Check each line of the material below, and copy it if it holds the string "target".

◇ ◇ ◇ ◇

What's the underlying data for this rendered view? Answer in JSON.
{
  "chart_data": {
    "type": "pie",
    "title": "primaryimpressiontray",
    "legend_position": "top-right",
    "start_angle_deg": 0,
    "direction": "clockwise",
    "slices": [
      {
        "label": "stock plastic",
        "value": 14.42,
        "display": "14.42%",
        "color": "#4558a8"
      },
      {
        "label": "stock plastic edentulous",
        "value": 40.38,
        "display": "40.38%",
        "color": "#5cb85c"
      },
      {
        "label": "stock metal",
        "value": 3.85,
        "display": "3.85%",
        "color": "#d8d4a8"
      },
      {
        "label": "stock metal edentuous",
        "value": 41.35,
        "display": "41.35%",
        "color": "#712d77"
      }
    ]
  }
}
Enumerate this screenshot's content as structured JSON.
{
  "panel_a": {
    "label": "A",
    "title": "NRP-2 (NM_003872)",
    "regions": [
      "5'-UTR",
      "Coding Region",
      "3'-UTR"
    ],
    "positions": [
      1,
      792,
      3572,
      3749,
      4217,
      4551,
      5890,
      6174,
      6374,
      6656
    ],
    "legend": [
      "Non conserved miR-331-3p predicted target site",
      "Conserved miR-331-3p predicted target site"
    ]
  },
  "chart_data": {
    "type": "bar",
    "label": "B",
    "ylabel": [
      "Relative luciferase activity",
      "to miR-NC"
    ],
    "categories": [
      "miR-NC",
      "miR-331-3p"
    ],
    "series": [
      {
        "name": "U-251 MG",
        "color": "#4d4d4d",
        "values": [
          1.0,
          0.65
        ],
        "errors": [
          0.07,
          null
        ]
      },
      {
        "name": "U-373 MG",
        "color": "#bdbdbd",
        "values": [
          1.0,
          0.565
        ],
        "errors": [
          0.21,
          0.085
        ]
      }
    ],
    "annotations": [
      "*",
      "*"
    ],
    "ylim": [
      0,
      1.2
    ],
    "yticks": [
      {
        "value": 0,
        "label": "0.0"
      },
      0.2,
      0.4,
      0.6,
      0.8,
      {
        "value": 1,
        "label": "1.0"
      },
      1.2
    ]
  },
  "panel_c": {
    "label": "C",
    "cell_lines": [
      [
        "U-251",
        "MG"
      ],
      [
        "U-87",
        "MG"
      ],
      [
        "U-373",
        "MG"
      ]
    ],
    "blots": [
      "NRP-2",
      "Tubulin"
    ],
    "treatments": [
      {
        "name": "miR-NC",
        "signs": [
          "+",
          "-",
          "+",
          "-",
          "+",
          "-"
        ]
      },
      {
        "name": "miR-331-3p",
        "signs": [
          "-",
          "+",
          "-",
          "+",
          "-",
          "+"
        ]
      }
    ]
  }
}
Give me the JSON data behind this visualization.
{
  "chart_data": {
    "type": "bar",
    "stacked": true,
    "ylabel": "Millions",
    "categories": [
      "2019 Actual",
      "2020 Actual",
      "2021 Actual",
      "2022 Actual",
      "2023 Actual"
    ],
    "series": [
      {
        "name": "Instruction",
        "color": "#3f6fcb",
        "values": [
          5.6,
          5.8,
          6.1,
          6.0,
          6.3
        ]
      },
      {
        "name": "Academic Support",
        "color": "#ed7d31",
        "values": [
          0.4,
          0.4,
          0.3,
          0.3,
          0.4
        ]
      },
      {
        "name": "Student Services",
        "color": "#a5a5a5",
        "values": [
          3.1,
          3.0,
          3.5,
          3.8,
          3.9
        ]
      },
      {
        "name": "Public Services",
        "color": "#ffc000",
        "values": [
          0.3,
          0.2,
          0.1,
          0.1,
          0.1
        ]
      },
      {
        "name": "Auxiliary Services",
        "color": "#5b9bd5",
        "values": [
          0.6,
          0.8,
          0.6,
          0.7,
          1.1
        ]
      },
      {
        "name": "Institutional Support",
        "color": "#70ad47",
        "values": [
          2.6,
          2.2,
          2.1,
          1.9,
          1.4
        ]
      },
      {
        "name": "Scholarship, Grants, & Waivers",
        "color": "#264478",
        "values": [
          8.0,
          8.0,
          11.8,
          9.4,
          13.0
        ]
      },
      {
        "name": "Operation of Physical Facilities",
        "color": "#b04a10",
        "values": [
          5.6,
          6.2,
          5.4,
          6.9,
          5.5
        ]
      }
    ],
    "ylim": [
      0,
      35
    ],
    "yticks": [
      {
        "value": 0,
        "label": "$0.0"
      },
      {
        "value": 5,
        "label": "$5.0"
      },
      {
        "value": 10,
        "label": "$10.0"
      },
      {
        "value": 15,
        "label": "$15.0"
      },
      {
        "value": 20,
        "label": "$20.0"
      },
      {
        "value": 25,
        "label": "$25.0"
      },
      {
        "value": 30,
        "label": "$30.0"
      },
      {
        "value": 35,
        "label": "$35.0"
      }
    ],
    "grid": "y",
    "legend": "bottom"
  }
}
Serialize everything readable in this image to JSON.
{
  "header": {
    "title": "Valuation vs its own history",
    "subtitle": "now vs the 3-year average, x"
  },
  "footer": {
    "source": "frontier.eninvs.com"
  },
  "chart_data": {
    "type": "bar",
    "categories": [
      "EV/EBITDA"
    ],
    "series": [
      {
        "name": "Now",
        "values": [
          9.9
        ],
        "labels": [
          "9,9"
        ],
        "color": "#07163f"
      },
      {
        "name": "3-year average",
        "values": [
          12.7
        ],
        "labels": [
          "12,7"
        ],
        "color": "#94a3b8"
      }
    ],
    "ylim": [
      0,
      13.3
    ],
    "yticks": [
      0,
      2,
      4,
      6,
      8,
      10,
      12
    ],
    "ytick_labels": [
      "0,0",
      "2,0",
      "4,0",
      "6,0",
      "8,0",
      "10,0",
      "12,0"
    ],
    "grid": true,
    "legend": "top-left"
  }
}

◇ ◇ ◇ ◇

• _Solution to this problem_:
      "Non conserved miR-331-3p predicted target site",
      "Conserved miR-331-3p predicted target site"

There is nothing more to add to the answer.